→ EXERCISE INSTRUCTIONS
Extract each line containing the string "выбега".

── RECORDS SUPPLIED

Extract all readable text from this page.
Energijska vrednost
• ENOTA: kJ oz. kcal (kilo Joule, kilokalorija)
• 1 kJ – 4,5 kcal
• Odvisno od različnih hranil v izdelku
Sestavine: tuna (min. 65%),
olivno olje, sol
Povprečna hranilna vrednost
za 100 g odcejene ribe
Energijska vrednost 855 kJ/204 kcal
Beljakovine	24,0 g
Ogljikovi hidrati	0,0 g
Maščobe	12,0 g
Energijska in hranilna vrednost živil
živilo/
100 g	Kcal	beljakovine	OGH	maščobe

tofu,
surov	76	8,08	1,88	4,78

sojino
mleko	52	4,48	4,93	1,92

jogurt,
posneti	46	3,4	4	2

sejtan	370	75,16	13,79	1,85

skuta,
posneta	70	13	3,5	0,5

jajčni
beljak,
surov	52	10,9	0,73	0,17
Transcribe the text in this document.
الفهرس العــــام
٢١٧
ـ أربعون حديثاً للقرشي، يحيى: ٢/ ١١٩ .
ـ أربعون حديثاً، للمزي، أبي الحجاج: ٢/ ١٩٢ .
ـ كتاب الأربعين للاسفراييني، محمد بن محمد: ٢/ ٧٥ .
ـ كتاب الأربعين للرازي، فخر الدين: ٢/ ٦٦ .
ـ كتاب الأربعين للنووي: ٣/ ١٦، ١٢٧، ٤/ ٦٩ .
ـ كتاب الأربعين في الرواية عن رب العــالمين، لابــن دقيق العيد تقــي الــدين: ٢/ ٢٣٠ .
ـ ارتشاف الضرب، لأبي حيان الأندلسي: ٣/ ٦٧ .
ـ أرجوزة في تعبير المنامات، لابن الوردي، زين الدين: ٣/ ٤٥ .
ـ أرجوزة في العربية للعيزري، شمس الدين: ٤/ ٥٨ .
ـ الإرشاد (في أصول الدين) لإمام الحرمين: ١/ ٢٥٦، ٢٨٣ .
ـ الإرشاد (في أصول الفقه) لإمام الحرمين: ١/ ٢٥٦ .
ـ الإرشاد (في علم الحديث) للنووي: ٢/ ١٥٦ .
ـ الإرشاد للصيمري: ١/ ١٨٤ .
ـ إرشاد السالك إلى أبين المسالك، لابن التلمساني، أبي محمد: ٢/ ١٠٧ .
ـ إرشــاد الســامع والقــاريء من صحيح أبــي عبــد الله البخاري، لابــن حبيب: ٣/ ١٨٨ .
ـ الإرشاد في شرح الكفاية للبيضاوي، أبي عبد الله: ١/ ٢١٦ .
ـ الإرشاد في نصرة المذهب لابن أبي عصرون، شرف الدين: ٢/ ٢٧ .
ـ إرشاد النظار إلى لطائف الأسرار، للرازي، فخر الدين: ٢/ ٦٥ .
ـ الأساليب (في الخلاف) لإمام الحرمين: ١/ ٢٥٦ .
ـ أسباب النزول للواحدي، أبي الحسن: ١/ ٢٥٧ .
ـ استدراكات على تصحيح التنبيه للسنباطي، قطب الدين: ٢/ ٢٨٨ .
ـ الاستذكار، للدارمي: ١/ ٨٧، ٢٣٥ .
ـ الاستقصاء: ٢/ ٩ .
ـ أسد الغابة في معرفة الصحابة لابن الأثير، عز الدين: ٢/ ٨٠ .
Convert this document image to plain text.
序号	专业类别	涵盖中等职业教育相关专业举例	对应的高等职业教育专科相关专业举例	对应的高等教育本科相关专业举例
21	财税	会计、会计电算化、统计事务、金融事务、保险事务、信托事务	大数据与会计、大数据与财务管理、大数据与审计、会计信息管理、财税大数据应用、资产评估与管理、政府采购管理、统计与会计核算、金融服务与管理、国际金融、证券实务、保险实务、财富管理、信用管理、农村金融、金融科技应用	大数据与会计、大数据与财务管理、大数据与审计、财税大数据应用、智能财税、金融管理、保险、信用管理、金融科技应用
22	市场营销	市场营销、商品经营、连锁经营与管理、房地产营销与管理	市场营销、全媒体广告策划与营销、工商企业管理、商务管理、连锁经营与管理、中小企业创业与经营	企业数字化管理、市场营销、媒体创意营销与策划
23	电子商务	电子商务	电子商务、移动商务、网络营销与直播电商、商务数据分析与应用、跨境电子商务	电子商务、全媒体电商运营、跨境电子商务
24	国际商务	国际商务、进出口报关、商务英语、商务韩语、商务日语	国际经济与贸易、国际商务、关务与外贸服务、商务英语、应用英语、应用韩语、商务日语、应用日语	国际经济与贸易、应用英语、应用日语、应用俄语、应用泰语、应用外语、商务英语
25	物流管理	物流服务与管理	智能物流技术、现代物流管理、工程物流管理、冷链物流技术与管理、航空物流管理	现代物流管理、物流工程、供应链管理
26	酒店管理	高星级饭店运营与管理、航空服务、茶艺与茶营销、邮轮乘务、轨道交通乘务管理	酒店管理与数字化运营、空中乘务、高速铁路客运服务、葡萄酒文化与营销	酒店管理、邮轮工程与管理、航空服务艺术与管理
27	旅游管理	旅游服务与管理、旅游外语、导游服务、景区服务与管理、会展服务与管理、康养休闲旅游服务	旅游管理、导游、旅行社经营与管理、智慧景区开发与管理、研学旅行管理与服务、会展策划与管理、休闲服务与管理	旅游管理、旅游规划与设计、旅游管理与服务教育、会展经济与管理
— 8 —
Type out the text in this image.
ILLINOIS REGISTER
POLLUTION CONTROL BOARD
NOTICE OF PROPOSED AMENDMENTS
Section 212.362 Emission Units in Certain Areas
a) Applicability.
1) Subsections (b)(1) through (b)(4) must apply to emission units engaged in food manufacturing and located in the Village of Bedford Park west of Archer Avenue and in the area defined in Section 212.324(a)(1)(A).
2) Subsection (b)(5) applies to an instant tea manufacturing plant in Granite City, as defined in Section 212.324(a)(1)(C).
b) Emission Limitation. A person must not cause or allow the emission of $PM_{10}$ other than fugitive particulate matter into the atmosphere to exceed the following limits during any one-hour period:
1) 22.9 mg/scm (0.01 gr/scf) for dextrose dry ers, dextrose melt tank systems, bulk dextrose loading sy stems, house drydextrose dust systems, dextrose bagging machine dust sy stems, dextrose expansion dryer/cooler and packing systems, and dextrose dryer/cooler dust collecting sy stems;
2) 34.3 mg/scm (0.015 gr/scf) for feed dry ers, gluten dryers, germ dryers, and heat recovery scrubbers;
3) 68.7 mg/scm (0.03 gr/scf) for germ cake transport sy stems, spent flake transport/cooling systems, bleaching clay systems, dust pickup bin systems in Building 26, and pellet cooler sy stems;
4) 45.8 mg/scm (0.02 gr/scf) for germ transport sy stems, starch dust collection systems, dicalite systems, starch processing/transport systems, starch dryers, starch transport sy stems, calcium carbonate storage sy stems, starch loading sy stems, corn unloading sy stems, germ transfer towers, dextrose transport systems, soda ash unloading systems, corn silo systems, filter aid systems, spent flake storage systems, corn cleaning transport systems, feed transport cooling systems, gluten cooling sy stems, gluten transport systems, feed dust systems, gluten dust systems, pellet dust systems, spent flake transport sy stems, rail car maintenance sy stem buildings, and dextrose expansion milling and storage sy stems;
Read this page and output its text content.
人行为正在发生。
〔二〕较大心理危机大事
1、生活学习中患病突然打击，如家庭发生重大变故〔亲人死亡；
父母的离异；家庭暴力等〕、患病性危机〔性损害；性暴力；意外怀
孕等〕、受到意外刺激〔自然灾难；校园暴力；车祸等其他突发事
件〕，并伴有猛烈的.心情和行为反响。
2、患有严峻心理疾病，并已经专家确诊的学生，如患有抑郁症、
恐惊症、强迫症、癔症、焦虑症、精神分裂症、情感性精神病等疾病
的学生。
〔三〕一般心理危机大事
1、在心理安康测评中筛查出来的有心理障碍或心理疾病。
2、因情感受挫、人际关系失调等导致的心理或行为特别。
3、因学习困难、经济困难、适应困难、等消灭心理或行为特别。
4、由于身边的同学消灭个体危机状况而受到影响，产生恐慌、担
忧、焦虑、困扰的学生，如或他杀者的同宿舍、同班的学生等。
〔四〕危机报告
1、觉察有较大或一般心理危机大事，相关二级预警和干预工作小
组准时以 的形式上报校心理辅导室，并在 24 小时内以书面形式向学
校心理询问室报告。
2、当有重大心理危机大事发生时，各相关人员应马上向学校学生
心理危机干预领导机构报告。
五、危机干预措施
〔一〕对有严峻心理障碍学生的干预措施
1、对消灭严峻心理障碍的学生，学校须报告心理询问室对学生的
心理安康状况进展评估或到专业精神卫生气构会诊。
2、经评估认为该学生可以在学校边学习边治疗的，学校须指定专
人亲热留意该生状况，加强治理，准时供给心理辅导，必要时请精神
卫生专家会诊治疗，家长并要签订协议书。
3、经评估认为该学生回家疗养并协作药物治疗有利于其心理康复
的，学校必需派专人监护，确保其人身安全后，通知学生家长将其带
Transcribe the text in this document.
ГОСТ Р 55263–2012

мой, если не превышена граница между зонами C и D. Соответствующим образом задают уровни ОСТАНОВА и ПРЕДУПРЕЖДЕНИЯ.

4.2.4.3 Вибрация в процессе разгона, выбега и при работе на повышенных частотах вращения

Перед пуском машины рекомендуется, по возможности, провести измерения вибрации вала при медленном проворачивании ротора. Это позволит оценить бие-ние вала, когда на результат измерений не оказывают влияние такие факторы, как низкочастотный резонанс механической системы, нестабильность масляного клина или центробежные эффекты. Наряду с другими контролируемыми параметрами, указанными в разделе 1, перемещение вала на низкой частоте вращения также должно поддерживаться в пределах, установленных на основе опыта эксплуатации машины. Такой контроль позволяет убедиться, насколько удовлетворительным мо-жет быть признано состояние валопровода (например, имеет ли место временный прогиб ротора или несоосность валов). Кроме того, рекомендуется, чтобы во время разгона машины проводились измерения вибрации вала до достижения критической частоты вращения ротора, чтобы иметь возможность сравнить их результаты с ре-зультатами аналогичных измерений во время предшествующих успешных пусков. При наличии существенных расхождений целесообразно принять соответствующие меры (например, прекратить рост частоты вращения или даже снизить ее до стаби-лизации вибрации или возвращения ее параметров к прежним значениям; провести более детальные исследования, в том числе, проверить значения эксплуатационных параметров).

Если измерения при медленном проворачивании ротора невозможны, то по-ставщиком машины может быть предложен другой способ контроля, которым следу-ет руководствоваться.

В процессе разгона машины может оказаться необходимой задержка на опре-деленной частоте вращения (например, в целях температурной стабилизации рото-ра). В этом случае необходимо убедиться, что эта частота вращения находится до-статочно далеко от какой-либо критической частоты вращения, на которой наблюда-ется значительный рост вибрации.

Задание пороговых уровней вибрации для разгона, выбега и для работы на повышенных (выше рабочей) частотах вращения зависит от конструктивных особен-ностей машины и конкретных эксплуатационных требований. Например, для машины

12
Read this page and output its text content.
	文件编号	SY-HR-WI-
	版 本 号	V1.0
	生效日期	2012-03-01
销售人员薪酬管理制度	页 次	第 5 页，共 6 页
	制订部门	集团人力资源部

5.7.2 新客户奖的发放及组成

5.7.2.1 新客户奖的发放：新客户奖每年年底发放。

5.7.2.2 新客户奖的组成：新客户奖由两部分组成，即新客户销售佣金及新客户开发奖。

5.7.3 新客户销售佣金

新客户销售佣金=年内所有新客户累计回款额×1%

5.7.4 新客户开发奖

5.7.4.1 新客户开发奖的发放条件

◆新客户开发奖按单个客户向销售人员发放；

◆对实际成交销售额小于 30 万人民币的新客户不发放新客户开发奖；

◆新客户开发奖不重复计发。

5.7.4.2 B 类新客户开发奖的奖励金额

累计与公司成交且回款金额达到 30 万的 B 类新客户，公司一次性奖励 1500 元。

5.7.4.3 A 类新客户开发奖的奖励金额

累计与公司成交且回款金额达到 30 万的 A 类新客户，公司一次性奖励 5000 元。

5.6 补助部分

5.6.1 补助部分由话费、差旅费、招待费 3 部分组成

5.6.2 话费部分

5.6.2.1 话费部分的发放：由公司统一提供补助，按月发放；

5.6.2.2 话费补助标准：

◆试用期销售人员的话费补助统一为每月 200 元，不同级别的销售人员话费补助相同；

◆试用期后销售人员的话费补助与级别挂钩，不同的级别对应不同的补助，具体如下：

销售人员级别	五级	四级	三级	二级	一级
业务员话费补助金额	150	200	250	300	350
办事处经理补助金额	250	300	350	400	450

────

→ WRITTEN RESPONSE
4.2.4.3 Вибрация в процессе разгона, выбега и при работе на повышенных частотах вращения
Задание пороговых уровней вибрации для разгона, выбега и для работы на повышенных (выше рабочей) частотах вращения зависит от конструктивных особен-ностей машины и конкретных эксплуатационных требований. Например, для машины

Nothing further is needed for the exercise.